### WHAT TO WORK ON
Filter the entries, keeping every line with the word "Median".

..............................

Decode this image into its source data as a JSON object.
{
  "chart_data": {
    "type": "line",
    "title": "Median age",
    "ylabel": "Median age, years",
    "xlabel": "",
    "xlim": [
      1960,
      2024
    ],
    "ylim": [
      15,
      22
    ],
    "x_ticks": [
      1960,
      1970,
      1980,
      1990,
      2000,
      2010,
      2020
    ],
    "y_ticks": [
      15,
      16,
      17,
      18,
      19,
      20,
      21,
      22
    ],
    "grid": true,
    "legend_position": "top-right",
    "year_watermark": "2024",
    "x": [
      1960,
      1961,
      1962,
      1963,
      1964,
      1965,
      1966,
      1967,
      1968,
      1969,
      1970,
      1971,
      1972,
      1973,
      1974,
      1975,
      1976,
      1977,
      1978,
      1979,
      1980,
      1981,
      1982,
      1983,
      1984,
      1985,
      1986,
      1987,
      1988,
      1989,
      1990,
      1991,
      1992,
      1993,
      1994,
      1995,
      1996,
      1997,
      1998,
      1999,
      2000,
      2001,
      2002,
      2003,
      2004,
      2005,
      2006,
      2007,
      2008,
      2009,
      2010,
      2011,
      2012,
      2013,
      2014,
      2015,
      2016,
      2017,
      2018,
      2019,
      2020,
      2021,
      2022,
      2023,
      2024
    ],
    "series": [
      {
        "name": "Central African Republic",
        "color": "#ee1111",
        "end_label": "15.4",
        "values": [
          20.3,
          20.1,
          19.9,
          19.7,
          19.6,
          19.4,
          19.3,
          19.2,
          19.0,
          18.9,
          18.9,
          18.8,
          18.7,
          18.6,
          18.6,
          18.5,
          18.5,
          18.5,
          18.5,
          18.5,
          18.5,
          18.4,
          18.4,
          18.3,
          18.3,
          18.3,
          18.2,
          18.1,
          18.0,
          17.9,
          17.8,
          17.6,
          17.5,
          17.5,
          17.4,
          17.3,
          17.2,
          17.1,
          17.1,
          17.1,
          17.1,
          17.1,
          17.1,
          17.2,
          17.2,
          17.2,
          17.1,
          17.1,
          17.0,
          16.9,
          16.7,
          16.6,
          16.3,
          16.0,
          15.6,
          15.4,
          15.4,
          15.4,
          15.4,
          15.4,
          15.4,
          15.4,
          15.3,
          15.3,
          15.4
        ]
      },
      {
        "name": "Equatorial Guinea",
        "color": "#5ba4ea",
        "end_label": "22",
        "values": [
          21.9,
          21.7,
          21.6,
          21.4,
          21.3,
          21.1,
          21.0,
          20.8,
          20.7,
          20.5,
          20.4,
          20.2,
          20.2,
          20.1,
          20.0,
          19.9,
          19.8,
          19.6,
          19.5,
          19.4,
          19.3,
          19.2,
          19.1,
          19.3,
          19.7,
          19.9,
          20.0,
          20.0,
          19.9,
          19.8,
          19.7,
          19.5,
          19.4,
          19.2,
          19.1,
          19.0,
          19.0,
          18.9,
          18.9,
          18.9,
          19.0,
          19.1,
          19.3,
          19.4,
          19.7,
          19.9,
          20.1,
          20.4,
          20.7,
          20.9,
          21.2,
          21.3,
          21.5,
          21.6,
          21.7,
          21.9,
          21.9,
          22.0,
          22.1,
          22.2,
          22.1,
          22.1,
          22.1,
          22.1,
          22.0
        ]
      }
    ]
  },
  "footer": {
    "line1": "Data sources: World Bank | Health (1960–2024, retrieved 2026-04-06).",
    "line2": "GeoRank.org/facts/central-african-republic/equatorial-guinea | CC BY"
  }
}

..............................

### TASK ANSWER
    "title": "Median age",
    "ylabel": "Median age, years",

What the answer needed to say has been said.